_Instructions for the task:_ From the listing below, pick out each line with the word "ylabel".

_Records that describe figures:_
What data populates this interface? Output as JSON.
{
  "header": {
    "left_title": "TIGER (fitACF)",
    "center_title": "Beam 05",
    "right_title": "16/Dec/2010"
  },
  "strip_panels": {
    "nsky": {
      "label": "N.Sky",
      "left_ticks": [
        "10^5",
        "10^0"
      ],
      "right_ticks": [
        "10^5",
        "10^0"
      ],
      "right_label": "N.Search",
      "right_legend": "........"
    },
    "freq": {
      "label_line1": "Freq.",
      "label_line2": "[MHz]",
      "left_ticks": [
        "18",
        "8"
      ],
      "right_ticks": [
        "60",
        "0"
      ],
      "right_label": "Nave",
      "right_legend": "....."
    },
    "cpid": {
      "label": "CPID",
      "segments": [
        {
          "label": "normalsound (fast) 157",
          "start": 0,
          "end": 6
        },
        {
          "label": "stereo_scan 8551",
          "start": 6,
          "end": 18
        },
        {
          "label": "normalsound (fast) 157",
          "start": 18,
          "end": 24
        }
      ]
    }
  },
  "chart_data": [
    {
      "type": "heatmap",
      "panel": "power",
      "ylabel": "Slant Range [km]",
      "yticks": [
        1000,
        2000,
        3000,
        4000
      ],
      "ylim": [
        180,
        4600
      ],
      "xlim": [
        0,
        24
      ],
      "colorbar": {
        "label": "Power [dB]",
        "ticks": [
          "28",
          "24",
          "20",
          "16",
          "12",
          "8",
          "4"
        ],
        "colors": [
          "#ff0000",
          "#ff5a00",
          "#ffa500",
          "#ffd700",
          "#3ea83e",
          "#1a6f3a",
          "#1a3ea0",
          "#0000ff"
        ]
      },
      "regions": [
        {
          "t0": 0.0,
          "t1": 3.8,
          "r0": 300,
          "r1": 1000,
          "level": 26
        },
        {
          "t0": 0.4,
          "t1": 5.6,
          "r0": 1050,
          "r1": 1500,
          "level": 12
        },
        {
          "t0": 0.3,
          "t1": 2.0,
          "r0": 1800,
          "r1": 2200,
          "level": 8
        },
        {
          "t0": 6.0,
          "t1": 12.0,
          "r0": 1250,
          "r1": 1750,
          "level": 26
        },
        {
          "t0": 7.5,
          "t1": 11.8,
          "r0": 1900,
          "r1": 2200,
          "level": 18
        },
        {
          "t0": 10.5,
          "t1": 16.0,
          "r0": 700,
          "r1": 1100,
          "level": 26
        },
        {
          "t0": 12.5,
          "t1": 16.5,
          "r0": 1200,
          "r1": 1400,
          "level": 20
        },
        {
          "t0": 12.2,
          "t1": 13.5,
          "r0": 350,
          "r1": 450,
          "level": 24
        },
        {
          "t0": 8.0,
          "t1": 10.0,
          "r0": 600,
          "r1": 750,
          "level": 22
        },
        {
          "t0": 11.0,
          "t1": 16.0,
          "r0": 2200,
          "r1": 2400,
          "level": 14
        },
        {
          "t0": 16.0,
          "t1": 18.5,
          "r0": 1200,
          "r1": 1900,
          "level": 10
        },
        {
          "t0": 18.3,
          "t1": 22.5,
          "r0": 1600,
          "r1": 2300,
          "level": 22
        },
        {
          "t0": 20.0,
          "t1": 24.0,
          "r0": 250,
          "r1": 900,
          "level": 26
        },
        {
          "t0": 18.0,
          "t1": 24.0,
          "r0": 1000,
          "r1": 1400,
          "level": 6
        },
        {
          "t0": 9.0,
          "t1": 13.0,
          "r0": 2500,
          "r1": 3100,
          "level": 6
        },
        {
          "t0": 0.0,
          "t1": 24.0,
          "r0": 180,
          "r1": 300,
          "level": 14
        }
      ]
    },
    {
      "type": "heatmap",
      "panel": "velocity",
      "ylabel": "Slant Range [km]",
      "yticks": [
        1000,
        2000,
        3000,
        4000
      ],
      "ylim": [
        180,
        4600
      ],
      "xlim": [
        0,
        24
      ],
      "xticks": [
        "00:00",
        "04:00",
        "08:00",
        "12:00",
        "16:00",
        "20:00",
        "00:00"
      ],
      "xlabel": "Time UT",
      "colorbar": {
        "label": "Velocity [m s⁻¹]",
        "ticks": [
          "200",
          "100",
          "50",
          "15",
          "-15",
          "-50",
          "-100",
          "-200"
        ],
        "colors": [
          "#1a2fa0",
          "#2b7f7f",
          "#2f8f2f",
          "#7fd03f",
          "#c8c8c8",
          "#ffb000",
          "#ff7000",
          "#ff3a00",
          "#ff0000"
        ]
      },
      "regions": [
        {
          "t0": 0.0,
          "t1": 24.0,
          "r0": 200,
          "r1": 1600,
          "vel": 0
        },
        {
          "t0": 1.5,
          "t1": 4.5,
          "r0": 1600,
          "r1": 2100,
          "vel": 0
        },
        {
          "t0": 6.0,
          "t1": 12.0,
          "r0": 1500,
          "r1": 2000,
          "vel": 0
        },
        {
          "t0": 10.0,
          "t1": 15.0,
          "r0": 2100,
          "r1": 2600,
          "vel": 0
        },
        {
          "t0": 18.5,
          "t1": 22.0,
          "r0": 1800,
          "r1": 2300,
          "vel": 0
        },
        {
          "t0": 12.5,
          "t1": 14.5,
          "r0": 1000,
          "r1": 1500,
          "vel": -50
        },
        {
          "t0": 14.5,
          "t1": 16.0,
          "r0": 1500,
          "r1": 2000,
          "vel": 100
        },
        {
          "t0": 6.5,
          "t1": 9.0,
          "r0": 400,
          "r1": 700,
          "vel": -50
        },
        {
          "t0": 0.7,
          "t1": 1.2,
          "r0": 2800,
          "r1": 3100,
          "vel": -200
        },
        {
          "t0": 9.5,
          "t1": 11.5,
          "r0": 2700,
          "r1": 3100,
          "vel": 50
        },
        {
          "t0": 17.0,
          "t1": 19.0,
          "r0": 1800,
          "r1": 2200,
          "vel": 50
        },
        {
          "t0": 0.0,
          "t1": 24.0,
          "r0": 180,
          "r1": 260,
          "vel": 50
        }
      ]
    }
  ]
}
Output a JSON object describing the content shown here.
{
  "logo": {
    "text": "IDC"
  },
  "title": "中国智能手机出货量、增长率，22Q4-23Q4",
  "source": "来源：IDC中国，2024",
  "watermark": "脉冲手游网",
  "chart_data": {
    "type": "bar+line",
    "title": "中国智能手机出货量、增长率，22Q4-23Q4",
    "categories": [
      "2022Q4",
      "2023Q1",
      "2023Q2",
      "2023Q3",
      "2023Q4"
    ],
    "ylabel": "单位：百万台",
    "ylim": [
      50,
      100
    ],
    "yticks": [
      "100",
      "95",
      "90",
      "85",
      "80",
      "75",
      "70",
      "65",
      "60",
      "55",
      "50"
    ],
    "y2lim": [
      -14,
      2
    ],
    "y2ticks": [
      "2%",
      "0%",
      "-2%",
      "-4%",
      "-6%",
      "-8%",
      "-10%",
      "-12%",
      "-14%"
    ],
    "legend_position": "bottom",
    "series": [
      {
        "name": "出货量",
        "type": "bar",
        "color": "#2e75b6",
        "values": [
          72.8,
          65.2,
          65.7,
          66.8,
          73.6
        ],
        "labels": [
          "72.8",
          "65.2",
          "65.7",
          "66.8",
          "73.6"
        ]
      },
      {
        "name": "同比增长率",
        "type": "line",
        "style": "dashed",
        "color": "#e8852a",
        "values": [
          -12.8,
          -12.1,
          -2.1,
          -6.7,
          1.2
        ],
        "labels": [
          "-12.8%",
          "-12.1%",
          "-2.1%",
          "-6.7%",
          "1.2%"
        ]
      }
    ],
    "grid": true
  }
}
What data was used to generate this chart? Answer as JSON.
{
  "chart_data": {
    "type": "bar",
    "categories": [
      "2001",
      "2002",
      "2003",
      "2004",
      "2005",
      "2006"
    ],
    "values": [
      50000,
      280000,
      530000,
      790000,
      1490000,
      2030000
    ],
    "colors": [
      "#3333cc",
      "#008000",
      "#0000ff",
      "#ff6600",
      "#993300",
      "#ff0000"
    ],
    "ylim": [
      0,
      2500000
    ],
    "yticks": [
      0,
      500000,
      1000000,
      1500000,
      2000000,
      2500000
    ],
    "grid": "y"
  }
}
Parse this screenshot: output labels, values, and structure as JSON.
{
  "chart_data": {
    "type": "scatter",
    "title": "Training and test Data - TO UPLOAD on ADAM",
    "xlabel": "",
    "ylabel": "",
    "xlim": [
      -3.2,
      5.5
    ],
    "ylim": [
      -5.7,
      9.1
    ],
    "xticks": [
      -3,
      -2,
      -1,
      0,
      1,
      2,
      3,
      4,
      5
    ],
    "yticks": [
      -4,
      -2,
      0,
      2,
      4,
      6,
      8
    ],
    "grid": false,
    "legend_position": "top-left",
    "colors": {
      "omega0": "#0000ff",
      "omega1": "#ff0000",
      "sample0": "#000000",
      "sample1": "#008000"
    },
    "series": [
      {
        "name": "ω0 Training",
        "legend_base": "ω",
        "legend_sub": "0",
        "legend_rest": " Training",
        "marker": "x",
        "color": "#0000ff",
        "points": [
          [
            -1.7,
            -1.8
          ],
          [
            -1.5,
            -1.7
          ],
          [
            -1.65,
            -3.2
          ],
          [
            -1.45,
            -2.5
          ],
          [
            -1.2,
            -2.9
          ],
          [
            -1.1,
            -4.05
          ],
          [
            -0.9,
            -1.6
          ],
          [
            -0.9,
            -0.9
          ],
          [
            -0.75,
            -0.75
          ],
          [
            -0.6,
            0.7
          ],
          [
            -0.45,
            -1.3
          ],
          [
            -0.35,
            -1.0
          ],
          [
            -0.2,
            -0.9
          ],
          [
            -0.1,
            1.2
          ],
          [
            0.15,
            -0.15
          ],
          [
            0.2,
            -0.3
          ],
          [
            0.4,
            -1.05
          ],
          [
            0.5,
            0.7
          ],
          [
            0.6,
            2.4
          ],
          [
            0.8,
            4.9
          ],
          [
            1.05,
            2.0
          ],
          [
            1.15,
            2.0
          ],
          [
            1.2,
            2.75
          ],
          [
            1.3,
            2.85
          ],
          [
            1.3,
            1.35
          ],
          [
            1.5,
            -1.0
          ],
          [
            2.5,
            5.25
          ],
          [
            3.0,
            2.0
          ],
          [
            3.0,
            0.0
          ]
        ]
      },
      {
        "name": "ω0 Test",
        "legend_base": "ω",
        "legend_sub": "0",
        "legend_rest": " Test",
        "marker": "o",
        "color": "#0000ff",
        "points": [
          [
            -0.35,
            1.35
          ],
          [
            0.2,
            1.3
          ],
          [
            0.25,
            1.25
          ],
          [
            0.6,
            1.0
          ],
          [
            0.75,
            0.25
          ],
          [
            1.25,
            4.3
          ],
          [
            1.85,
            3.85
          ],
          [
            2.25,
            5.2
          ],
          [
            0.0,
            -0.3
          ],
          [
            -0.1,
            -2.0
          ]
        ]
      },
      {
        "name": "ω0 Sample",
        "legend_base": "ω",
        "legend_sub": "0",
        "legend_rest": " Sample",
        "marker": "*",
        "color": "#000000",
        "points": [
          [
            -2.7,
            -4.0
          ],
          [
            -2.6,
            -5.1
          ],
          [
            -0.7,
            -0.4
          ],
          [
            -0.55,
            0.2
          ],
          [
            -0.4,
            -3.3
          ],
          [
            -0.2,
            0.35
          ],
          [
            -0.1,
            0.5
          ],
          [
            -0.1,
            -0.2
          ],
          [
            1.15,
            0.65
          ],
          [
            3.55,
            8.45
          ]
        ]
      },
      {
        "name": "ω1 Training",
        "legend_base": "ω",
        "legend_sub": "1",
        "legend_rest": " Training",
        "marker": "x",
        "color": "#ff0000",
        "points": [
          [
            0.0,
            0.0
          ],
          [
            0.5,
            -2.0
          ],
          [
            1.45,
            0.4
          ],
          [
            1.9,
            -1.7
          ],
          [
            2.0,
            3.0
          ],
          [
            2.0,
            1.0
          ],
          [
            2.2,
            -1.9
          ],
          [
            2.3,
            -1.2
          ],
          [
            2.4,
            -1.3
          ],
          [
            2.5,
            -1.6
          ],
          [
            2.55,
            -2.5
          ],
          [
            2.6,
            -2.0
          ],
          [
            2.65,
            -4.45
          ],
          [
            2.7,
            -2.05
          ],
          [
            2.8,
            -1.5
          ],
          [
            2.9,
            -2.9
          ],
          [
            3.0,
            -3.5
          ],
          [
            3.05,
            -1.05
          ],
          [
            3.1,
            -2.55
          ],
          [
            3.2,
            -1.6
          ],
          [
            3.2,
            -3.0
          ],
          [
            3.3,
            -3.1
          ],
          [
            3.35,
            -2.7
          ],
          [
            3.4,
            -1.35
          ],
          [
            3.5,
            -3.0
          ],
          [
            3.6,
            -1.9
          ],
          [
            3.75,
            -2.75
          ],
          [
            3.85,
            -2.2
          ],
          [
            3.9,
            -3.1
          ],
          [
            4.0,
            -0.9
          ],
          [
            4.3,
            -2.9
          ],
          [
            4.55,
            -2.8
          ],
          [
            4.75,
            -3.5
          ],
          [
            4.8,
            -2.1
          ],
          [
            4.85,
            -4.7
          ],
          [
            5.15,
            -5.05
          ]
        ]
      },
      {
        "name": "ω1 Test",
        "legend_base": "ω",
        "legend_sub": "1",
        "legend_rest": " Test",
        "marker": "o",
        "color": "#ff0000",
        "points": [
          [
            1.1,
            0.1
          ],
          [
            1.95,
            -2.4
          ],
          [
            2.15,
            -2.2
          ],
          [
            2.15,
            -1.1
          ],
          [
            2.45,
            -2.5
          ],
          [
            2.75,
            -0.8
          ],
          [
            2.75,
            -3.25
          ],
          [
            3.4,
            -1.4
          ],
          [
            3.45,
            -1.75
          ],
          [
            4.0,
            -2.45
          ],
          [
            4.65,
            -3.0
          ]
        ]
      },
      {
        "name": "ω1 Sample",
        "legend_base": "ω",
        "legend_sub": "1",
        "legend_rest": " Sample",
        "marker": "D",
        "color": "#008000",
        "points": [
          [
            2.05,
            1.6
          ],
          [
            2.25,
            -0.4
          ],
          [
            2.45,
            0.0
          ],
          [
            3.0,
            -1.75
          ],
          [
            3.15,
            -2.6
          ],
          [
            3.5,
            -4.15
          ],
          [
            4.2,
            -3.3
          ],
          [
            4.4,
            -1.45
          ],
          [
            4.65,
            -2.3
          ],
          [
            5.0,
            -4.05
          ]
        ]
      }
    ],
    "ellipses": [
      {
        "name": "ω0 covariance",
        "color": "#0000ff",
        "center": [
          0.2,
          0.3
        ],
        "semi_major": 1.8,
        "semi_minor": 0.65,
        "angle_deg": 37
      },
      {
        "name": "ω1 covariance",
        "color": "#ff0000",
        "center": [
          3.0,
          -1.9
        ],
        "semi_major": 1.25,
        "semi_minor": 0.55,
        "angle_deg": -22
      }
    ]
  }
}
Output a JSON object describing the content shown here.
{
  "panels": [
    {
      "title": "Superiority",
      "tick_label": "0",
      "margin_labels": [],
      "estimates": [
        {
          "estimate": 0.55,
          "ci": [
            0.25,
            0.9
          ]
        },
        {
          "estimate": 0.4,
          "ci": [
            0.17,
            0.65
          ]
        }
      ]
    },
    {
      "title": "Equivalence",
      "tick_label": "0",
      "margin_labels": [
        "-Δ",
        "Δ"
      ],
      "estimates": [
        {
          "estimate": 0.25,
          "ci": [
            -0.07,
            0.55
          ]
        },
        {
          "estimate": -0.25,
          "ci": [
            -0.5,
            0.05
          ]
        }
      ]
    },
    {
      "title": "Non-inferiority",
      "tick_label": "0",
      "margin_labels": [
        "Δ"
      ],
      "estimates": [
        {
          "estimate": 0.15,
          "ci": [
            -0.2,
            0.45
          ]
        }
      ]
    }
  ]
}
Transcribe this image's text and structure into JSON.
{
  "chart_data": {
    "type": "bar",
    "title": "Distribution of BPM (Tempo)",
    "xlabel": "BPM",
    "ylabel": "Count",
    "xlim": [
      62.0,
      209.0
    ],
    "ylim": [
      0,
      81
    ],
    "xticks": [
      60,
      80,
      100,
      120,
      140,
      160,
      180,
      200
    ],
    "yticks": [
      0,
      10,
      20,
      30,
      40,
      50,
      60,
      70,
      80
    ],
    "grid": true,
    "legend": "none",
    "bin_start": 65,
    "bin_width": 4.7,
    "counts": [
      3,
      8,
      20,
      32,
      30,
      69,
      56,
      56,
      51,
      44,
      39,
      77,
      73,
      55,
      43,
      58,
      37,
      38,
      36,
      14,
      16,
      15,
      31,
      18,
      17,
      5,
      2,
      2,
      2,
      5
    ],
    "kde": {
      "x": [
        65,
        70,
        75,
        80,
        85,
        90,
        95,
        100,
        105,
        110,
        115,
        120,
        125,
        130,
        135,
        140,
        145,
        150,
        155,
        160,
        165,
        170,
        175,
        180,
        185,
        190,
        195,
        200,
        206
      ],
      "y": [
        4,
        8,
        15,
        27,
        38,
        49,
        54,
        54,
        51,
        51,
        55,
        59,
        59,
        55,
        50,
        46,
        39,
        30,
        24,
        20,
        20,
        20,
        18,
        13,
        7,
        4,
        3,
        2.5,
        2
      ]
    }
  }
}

_Solution for this exercise:_
      "ylabel": "Slant Range [km]",
      "ylabel": "Slant Range [km]",
    "ylabel": "单位：百万台",
    "ylabel": "",
    "ylabel": "Count",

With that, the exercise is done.